Stored entries

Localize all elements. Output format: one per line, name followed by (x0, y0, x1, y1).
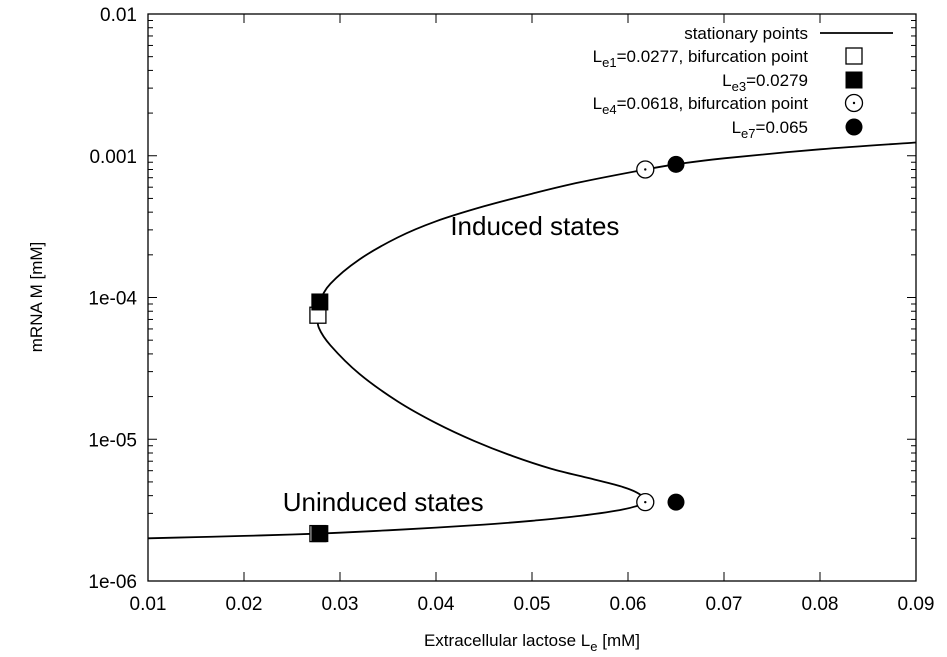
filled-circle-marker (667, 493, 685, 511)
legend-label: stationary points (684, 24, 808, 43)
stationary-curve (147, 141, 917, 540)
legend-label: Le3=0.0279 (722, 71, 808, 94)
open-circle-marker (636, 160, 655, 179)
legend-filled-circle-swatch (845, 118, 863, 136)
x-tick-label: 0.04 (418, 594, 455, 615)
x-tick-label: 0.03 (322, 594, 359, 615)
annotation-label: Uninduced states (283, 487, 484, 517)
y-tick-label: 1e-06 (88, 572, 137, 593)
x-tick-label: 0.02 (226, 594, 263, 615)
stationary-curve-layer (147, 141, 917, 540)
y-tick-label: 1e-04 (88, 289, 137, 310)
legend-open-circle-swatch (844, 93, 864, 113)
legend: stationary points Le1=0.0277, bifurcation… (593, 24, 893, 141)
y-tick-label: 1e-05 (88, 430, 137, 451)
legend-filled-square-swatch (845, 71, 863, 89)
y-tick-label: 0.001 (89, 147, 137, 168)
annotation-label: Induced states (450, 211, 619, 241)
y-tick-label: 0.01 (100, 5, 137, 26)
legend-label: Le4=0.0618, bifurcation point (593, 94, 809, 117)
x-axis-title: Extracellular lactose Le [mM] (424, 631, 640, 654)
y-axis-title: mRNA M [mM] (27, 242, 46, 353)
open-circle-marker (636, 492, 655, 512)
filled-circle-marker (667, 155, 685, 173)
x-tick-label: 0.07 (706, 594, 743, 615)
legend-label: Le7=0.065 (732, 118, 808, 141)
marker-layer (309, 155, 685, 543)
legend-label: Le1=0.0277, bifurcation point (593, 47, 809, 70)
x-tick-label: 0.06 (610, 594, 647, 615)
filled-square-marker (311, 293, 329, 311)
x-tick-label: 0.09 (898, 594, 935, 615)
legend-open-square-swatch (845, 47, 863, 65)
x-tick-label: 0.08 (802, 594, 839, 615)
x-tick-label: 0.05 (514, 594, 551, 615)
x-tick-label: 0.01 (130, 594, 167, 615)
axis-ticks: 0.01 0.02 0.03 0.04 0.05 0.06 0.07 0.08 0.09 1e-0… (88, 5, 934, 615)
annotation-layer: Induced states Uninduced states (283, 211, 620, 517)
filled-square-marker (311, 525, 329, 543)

...

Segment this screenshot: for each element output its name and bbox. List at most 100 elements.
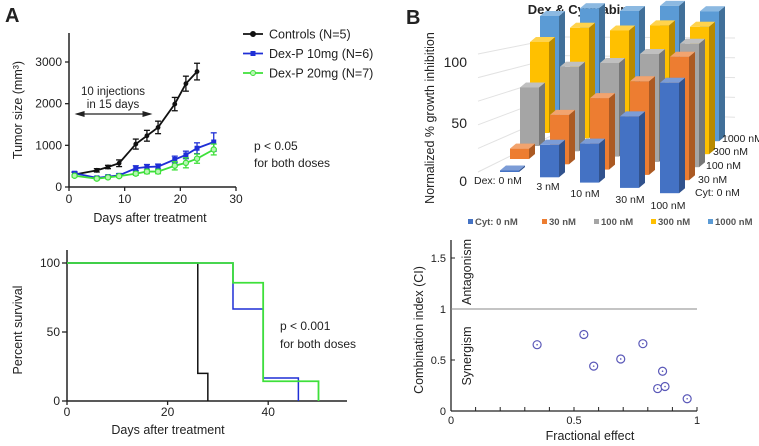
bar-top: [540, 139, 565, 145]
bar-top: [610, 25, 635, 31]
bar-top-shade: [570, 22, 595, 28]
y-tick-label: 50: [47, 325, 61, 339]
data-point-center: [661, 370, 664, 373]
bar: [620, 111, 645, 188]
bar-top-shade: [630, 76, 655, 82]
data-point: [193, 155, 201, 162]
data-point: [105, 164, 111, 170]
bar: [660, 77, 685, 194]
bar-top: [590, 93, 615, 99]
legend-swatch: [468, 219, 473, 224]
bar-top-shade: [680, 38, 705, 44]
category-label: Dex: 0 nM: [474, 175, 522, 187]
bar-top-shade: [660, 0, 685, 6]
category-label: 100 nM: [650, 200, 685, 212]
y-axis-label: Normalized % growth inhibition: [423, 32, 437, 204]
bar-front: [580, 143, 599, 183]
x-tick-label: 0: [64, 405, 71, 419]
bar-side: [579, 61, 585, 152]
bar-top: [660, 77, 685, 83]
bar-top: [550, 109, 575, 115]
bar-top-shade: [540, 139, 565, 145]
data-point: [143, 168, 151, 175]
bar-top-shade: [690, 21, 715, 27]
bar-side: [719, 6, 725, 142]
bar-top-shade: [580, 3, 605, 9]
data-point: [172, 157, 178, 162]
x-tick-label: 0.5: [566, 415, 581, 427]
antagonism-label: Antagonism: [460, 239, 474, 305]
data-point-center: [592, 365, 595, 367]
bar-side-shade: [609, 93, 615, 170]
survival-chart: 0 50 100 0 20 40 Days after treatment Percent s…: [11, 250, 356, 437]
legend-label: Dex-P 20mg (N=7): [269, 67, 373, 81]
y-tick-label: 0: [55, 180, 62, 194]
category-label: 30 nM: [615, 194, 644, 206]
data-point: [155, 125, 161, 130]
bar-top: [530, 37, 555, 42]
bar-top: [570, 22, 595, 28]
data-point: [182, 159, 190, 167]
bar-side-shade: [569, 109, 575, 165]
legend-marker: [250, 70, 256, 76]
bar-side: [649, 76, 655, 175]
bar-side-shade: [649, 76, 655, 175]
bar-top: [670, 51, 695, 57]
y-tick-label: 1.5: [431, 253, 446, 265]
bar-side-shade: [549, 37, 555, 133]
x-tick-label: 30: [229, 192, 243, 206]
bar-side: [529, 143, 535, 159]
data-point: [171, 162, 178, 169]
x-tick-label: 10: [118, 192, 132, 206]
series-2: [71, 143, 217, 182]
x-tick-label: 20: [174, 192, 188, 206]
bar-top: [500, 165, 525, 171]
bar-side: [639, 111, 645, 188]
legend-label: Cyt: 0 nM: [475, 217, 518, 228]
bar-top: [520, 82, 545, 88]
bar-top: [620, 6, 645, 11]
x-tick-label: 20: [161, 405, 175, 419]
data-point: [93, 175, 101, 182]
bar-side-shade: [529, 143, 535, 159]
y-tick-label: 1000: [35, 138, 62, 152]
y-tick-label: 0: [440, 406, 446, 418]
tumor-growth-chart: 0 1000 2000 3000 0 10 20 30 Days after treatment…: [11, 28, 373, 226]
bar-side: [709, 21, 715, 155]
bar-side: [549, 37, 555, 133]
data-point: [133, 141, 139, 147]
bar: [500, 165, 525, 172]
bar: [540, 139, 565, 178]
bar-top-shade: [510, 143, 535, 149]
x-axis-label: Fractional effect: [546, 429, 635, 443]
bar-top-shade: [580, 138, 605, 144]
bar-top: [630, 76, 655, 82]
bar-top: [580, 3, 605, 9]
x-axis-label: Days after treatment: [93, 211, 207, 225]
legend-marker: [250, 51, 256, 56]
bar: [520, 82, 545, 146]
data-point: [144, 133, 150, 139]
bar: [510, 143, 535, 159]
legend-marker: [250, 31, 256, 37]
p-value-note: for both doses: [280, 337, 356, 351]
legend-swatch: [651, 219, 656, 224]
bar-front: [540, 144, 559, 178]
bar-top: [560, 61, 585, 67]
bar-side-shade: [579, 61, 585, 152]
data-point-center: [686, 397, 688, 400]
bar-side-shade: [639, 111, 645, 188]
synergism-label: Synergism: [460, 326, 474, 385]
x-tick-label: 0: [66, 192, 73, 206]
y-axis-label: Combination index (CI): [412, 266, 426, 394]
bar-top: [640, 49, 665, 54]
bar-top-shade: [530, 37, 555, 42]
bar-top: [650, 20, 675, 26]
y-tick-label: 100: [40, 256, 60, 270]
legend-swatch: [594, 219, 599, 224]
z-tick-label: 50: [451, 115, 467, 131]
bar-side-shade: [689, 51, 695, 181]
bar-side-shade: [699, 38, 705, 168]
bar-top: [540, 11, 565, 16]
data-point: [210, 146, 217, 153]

--

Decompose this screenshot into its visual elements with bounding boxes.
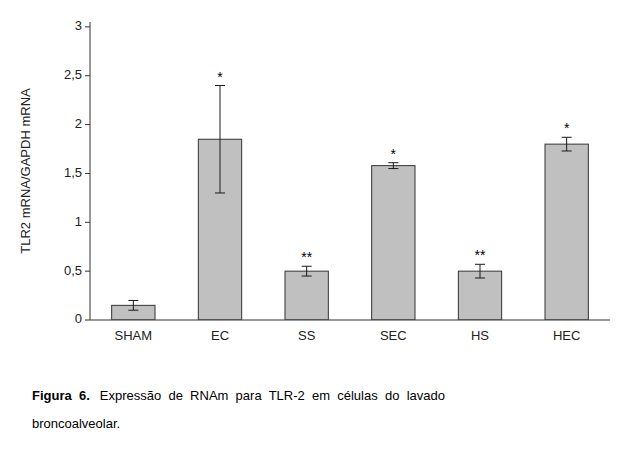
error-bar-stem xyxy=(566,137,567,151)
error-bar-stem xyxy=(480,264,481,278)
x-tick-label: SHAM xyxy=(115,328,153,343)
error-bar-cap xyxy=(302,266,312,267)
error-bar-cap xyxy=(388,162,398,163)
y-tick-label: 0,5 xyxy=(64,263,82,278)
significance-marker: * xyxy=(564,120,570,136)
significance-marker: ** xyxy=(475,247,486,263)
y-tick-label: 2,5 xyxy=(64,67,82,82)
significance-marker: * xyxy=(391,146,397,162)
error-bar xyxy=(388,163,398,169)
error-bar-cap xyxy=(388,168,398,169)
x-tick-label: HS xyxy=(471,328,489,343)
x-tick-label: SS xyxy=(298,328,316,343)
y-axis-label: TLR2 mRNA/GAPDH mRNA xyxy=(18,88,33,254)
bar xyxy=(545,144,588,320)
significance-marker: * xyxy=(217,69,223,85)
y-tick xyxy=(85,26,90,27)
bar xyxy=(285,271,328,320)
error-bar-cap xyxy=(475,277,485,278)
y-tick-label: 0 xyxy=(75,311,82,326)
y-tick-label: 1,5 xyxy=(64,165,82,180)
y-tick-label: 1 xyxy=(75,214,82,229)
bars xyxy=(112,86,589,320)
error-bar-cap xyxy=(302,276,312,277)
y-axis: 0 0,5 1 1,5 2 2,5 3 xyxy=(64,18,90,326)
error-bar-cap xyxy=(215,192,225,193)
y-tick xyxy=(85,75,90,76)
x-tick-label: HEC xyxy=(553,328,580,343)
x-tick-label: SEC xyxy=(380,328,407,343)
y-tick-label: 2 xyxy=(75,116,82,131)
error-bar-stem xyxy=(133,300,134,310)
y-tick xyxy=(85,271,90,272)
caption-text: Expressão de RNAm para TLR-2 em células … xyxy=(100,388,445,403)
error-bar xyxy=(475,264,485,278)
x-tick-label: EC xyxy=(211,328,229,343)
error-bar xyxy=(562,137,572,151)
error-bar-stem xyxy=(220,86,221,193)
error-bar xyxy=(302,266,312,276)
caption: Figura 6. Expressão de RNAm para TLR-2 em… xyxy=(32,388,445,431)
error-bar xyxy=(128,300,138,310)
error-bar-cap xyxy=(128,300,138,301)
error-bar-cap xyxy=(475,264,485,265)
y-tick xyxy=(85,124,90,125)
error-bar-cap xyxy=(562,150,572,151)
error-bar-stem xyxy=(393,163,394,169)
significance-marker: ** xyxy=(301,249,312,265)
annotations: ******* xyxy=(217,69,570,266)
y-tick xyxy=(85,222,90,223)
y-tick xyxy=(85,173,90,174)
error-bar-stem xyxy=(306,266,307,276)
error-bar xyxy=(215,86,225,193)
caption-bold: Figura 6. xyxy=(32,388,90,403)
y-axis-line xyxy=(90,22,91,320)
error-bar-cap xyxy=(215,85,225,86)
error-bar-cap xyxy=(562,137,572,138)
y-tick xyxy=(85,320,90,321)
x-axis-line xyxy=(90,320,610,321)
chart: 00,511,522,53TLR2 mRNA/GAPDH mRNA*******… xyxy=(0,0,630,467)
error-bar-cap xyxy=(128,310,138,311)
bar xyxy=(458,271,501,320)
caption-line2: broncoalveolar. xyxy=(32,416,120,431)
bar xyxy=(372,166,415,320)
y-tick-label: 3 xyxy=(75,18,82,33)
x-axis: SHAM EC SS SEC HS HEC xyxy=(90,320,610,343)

● **What you are asked to do**:
Lines from the entries that contain the word "circle" are what the answer must hold.

● **The completed task**:
filled-circle-marker (667, 493, 685, 511)
open-circle-marker (636, 160, 655, 179)
legend-filled-circle-swatch (845, 118, 863, 136)
legend-open-circle-swatch (844, 93, 864, 113)
open-circle-marker (636, 492, 655, 512)
filled-circle-marker (667, 155, 685, 173)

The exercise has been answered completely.